[Short problem] Omit images. Retype all entries verbatim.

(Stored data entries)
## START
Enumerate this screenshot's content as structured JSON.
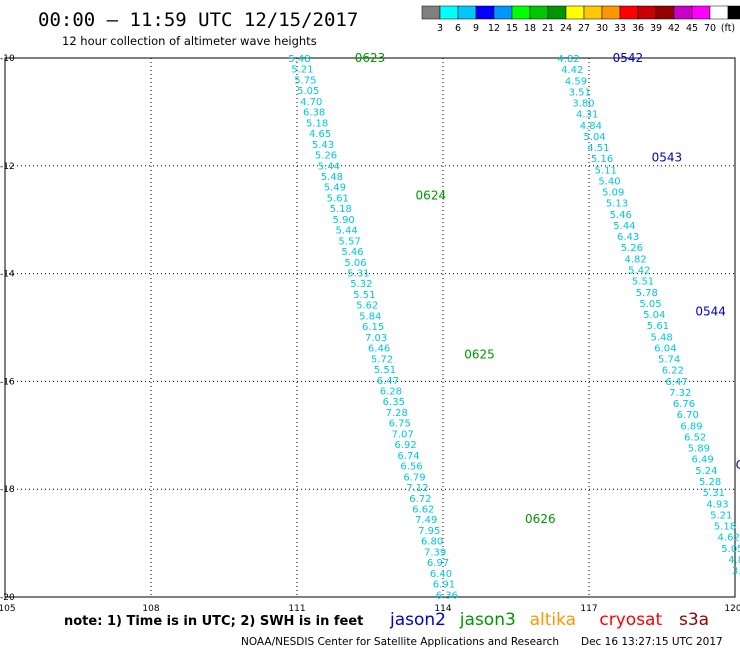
{
  "header": {
    "title": "00:00 – 11:59 UTC 12/15/2017",
    "subtitle": "12 hour collection of altimeter wave heights"
  },
  "colorbar": {
    "colors": [
      "#808080",
      "#00ffff",
      "#00c8ff",
      "#0000ff",
      "#0096ff",
      "#00ff00",
      "#00c800",
      "#009600",
      "#ffff00",
      "#ffc800",
      "#ff9600",
      "#ff0000",
      "#c80000",
      "#960000",
      "#c800c8",
      "#ff00ff",
      "#ffffff",
      "#000000"
    ],
    "labels": [
      "3",
      "6",
      "9",
      "12",
      "15",
      "18",
      "21",
      "24",
      "27",
      "30",
      "33",
      "36",
      "39",
      "42",
      "45",
      "70",
      "(ft)"
    ]
  },
  "footer": {
    "note": "note:  1) Time is in UTC;  2) SWH is in feet",
    "satellites": [
      {
        "name": "jason2",
        "color": "#0000cc"
      },
      {
        "name": "jason3",
        "color": "#009600"
      },
      {
        "name": "altika",
        "color": "#ff9600"
      },
      {
        "name": "cryosat",
        "color": "#ff0000"
      },
      {
        "name": "s3a",
        "color": "#960000"
      }
    ],
    "credit": "NOAA/NESDIS Center for Satellite Applications and Research",
    "timestamp": "Dec 16 13:27:15 UTC 2017"
  },
  "chart_data": {
    "type": "scatter",
    "xlim": [
      105,
      120
    ],
    "ylim": [
      -20,
      -10
    ],
    "x_ticks": [
      "105",
      "108",
      "111",
      "114",
      "117",
      "120"
    ],
    "y_ticks": [
      "-10",
      "-12",
      "-14",
      "-16",
      "-18",
      "-20"
    ],
    "grid": true,
    "value_color": "#00c8dc",
    "tracks": [
      {
        "satellite": "jason3",
        "label_color": "#009600",
        "start": {
          "lon": 111.05,
          "lat": -10.0
        },
        "end": {
          "lon": 114.08,
          "lat": -19.95
        },
        "values": [
          "5.48",
          "5.21",
          "5.75",
          "5.05",
          "4.70",
          "6.38",
          "5.18",
          "4.65",
          "5.43",
          "5.26",
          "5.44",
          "5.48",
          "5.49",
          "5.61",
          "5.18",
          "5.90",
          "5.44",
          "5.57",
          "5.46",
          "5.06",
          "5.31",
          "5.32",
          "5.51",
          "5.62",
          "5.84",
          "6.15",
          "7.03",
          "6.46",
          "5.72",
          "5.51",
          "6.47",
          "6.28",
          "6.35",
          "7.28",
          "6.75",
          "7.07",
          "6.92",
          "6.74",
          "6.56",
          "6.79",
          "7.12",
          "6.72",
          "6.62",
          "7.49",
          "7.95",
          "6.80",
          "7.39",
          "6.97",
          "6.40",
          "6.91",
          "6.36"
        ],
        "time_labels": [
          {
            "text": "0623",
            "lon": 112.5,
            "lat": -10.0
          },
          {
            "text": "0624",
            "lon": 113.75,
            "lat": -12.55
          },
          {
            "text": "0625",
            "lon": 114.75,
            "lat": -15.5
          },
          {
            "text": "0626",
            "lon": 116.0,
            "lat": -18.55
          }
        ]
      },
      {
        "satellite": "jason2",
        "label_color": "#0000cc",
        "start": {
          "lon": 116.58,
          "lat": -10.0
        },
        "end": {
          "lon": 120.1,
          "lat": -19.5
        },
        "values": [
          "4.82",
          "4.42",
          "4.59",
          "3.51",
          "3.80",
          "4.31",
          "4.84",
          "5.04",
          "4.51",
          "5.16",
          "5.11",
          "5.40",
          "5.09",
          "5.13",
          "5.46",
          "5.44",
          "6.43",
          "5.26",
          "4.82",
          "5.42",
          "5.51",
          "5.78",
          "5.05",
          "5.04",
          "5.61",
          "5.48",
          "6.04",
          "5.74",
          "6.22",
          "6.47",
          "7.32",
          "6.76",
          "6.70",
          "6.89",
          "6.52",
          "5.89",
          "6.49",
          "5.24",
          "5.28",
          "5.31",
          "4.93",
          "5.21",
          "5.18",
          "4.62",
          "5.05",
          "4.8",
          "3.9"
        ],
        "time_labels": [
          {
            "text": "0542",
            "lon": 117.8,
            "lat": -10.0
          },
          {
            "text": "0543",
            "lon": 118.6,
            "lat": -11.85
          },
          {
            "text": "0544",
            "lon": 119.5,
            "lat": -14.7
          },
          {
            "text": "C",
            "lon": 120.1,
            "lat": -17.55
          }
        ]
      }
    ]
  }
}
## END
[Written response]
Enumerate this screenshot's content as structured JSON.
{
  "header": {
    "title": "00:00 – 11:59 UTC 12/15/2017",
    "subtitle": "12 hour collection of altimeter wave heights"
  },
  "colorbar": {
    "colors": [
      "#808080",
      "#00ffff",
      "#00c8ff",
      "#0000ff",
      "#0096ff",
      "#00ff00",
      "#00c800",
      "#009600",
      "#ffff00",
      "#ffc800",
      "#ff9600",
      "#ff0000",
      "#c80000",
      "#960000",
      "#c800c8",
      "#ff00ff",
      "#ffffff",
      "#000000"
    ],
    "labels": [
      "3",
      "6",
      "9",
      "12",
      "15",
      "18",
      "21",
      "24",
      "27",
      "30",
      "33",
      "36",
      "39",
      "42",
      "45",
      "70",
      "(ft)"
    ]
  },
  "footer": {
    "note": "note:  1) Time is in UTC;  2) SWH is in feet",
    "satellites": [
      {
        "name": "jason2",
        "color": "#0000cc"
      },
      {
        "name": "jason3",
        "color": "#009600"
      },
      {
        "name": "altika",
        "color": "#ff9600"
      },
      {
        "name": "cryosat",
        "color": "#ff0000"
      },
      {
        "name": "s3a",
        "color": "#960000"
      }
    ],
    "credit": "NOAA/NESDIS Center for Satellite Applications and Research",
    "timestamp": "Dec 16 13:27:15 UTC 2017"
  },
  "chart_data": {
    "type": "scatter",
    "xlim": [
      105,
      120
    ],
    "ylim": [
      -20,
      -10
    ],
    "x_ticks": [
      "105",
      "108",
      "111",
      "114",
      "117",
      "120"
    ],
    "y_ticks": [
      "-10",
      "-12",
      "-14",
      "-16",
      "-18",
      "-20"
    ],
    "grid": true,
    "value_color": "#00c8dc",
    "tracks": [
      {
        "satellite": "jason3",
        "label_color": "#009600",
        "start": {
          "lon": 111.05,
          "lat": -10.0
        },
        "end": {
          "lon": 114.08,
          "lat": -19.95
        },
        "values": [
          "5.48",
          "5.21",
          "5.75",
          "5.05",
          "4.70",
          "6.38",
          "5.18",
          "4.65",
          "5.43",
          "5.26",
          "5.44",
          "5.48",
          "5.49",
          "5.61",
          "5.18",
          "5.90",
          "5.44",
          "5.57",
          "5.46",
          "5.06",
          "5.31",
          "5.32",
          "5.51",
          "5.62",
          "5.84",
          "6.15",
          "7.03",
          "6.46",
          "5.72",
          "5.51",
          "6.47",
          "6.28",
          "6.35",
          "7.28",
          "6.75",
          "7.07",
          "6.92",
          "6.74",
          "6.56",
          "6.79",
          "7.12",
          "6.72",
          "6.62",
          "7.49",
          "7.95",
          "6.80",
          "7.39",
          "6.97",
          "6.40",
          "6.91",
          "6.36"
        ],
        "time_labels": [
          {
            "text": "0623",
            "lon": 112.5,
            "lat": -10.0
          },
          {
            "text": "0624",
            "lon": 113.75,
            "lat": -12.55
          },
          {
            "text": "0625",
            "lon": 114.75,
            "lat": -15.5
          },
          {
            "text": "0626",
            "lon": 116.0,
            "lat": -18.55
          }
        ]
      },
      {
        "satellite": "jason2",
        "label_color": "#0000cc",
        "start": {
          "lon": 116.58,
          "lat": -10.0
        },
        "end": {
          "lon": 120.1,
          "lat": -19.5
        },
        "values": [
          "4.82",
          "4.42",
          "4.59",
          "3.51",
          "3.80",
          "4.31",
          "4.84",
          "5.04",
          "4.51",
          "5.16",
          "5.11",
          "5.40",
          "5.09",
          "5.13",
          "5.46",
          "5.44",
          "6.43",
          "5.26",
          "4.82",
          "5.42",
          "5.51",
          "5.78",
          "5.05",
          "5.04",
          "5.61",
          "5.48",
          "6.04",
          "5.74",
          "6.22",
          "6.47",
          "7.32",
          "6.76",
          "6.70",
          "6.89",
          "6.52",
          "5.89",
          "6.49",
          "5.24",
          "5.28",
          "5.31",
          "4.93",
          "5.21",
          "5.18",
          "4.62",
          "5.05",
          "4.8",
          "3.9"
        ],
        "time_labels": [
          {
            "text": "0542",
            "lon": 117.8,
            "lat": -10.0
          },
          {
            "text": "0543",
            "lon": 118.6,
            "lat": -11.85
          },
          {
            "text": "0544",
            "lon": 119.5,
            "lat": -14.7
          },
          {
            "text": "C",
            "lon": 120.1,
            "lat": -17.55
          }
        ]
      }
    ]
  }
}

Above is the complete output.